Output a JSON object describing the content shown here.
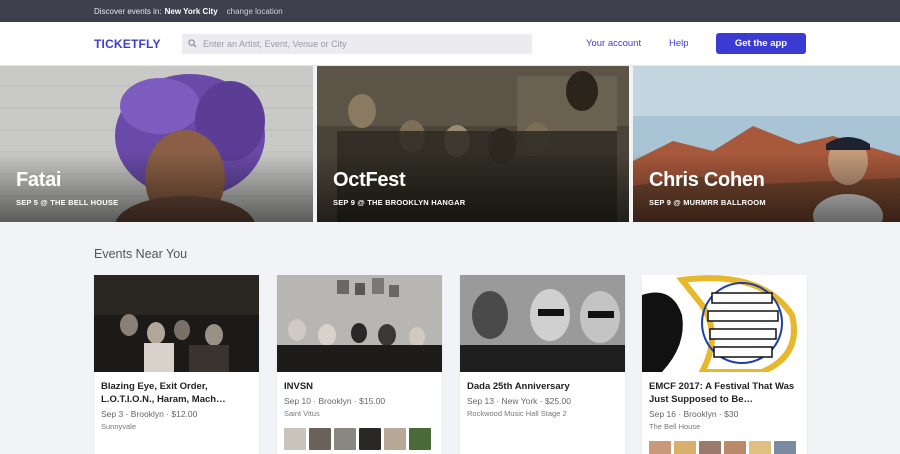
{
  "topbar": {
    "discover_label": "Discover events in:",
    "city": "New York City",
    "change_location": "change location"
  },
  "header": {
    "logo": "TICKETFLY",
    "search_placeholder": "Enter an Artist, Event, Venue or City",
    "your_account": "Your account",
    "help": "Help",
    "get_app": "Get the app"
  },
  "featured": [
    {
      "title": "Fatai",
      "subtitle": "SEP 5 @ THE BELL HOUSE"
    },
    {
      "title": "OctFest",
      "subtitle": "SEP 9 @ THE BROOKLYN HANGAR"
    },
    {
      "title": "Chris Cohen",
      "subtitle": "SEP 9 @ MURMRR BALLROOM"
    }
  ],
  "events_near_you": {
    "heading": "Events Near You",
    "cards": [
      {
        "title": "Blazing Eye, Exit Order, L.O.T.I.O.N., Haram, Mach…",
        "meta": "Sep 3 · Brooklyn · $12.00",
        "venue": "Sunnyvale"
      },
      {
        "title": "INVSN",
        "meta": "Sep 10 · Brooklyn · $15.00",
        "venue": "Saint Vitus"
      },
      {
        "title": "Dada 25th Anniversary",
        "meta": "Sep 13 · New York · $25.00",
        "venue": "Rockwood Music Hall Stage 2"
      },
      {
        "title": "EMCF 2017: A Festival That Was Just Supposed to Be…",
        "meta": "Sep 16 · Brooklyn · $30",
        "venue": "The Bell House"
      }
    ]
  },
  "colors": {
    "brand": "#3b3bd3",
    "topbar_bg": "#3d3f4c",
    "page_bg": "#f2f3f7"
  },
  "icons": {
    "search": "search-icon"
  }
}
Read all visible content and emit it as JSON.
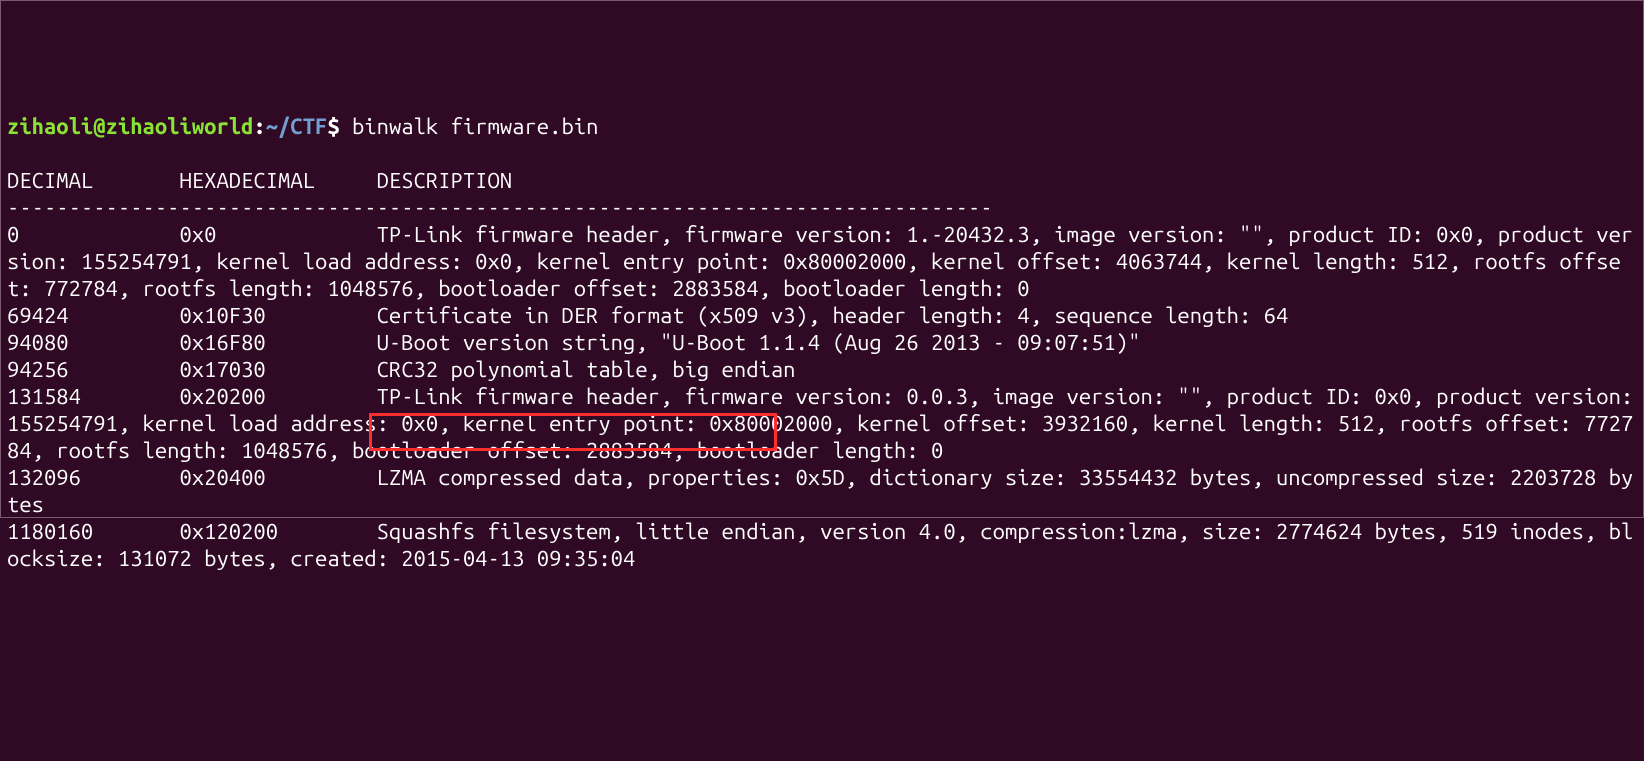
{
  "prompt": {
    "user": "zihaoli",
    "at": "@",
    "host": "zihaoliworld",
    "colon": ":",
    "path": "~/CTF",
    "dollar": "$ ",
    "command": "binwalk firmware.bin"
  },
  "blank1": "",
  "header": "DECIMAL       HEXADECIMAL     DESCRIPTION",
  "rule": "--------------------------------------------------------------------------------",
  "lines": [
    "0             0x0             TP-Link firmware header, firmware version: 1.-20432.3, image version: \"\", product ID: 0x0, product version: 155254791, kernel load address: 0x0, kernel entry point: 0x80002000, kernel offset: 4063744, kernel length: 512, rootfs offset: 772784, rootfs length: 1048576, bootloader offset: 2883584, bootloader length: 0",
    "69424         0x10F30         Certificate in DER format (x509 v3), header length: 4, sequence length: 64",
    "94080         0x16F80         U-Boot version string, \"U-Boot 1.1.4 (Aug 26 2013 - 09:07:51)\"",
    "94256         0x17030         CRC32 polynomial table, big endian",
    "131584        0x20200         TP-Link firmware header, firmware version: 0.0.3, image version: \"\", product ID: 0x0, product version: 155254791, kernel load address: 0x0, kernel entry point: 0x80002000, kernel offset: 3932160, kernel length: 512, rootfs offset: 772784, rootfs length: 1048576, bootloader offset: 2883584, bootloader length: 0",
    "132096        0x20400         LZMA compressed data, properties: 0x5D, dictionary size: 33554432 bytes, uncompressed size: 2203728 bytes",
    "1180160       0x120200        Squashfs filesystem, little endian, version 4.0, compression:lzma, size: 2774624 bytes, 519 inodes, blocksize: 131072 bytes, created: 2015-04-13 09:35:04"
  ],
  "chart_data": {
    "type": "table",
    "columns": [
      "DECIMAL",
      "HEXADECIMAL",
      "DESCRIPTION"
    ],
    "rows": [
      {
        "decimal": 0,
        "hex": "0x0",
        "description": "TP-Link firmware header, firmware version: 1.-20432.3, image version: \"\", product ID: 0x0, product version: 155254791, kernel load address: 0x0, kernel entry point: 0x80002000, kernel offset: 4063744, kernel length: 512, rootfs offset: 772784, rootfs length: 1048576, bootloader offset: 2883584, bootloader length: 0"
      },
      {
        "decimal": 69424,
        "hex": "0x10F30",
        "description": "Certificate in DER format (x509 v3), header length: 4, sequence length: 64"
      },
      {
        "decimal": 94080,
        "hex": "0x16F80",
        "description": "U-Boot version string, \"U-Boot 1.1.4 (Aug 26 2013 - 09:07:51)\""
      },
      {
        "decimal": 94256,
        "hex": "0x17030",
        "description": "CRC32 polynomial table, big endian"
      },
      {
        "decimal": 131584,
        "hex": "0x20200",
        "description": "TP-Link firmware header, firmware version: 0.0.3, image version: \"\", product ID: 0x0, product version: 155254791, kernel load address: 0x0, kernel entry point: 0x80002000, kernel offset: 3932160, kernel length: 512, rootfs offset: 772784, rootfs length: 1048576, bootloader offset: 2883584, bootloader length: 0"
      },
      {
        "decimal": 132096,
        "hex": "0x20400",
        "description": "LZMA compressed data, properties: 0x5D, dictionary size: 33554432 bytes, uncompressed size: 2203728 bytes"
      },
      {
        "decimal": 1180160,
        "hex": "0x120200",
        "description": "Squashfs filesystem, little endian, version 4.0, compression:lzma, size: 2774624 bytes, 519 inodes, blocksize: 131072 bytes, created: 2015-04-13 09:35:04"
      }
    ]
  }
}
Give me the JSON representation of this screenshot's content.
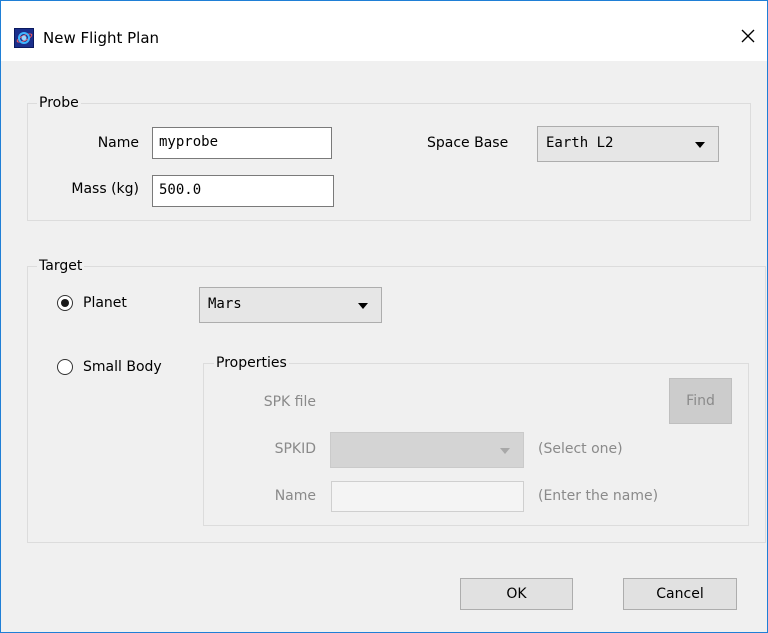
{
  "window": {
    "title": "New Flight Plan",
    "close_symbol": "close-icon",
    "app_icon": "orbit-app-icon"
  },
  "probe": {
    "group_label": "Probe",
    "name_label": "Name",
    "name_value": "myprobe",
    "mass_label": "Mass (kg)",
    "mass_value": "500.0",
    "space_base_label": "Space Base",
    "space_base_value": "Earth L2"
  },
  "target": {
    "group_label": "Target",
    "planet_label": "Planet",
    "planet_selected": true,
    "planet_value": "Mars",
    "small_body_label": "Small Body",
    "small_body_selected": false,
    "properties": {
      "group_label": "Properties",
      "spk_file_label": "SPK file",
      "find_label": "Find",
      "spkid_label": "SPKID",
      "spkid_value": "",
      "spkid_hint": "(Select one)",
      "name_label": "Name",
      "name_value": "",
      "name_hint": "(Enter the name)"
    }
  },
  "footer": {
    "ok_label": "OK",
    "cancel_label": "Cancel"
  }
}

■ **What is asked**
Show every line in the entries where the string "dictionary" occurs.

■ **Written answer**
    "132096        0x20400         LZMA compressed data, properties: 0x5D, dictionary size: 33554432 bytes, uncompressed size: 2203728 bytes",
        "description": "LZMA compressed data, properties: 0x5D, dictionary size: 33554432 bytes, uncompressed size: 2203728 bytes"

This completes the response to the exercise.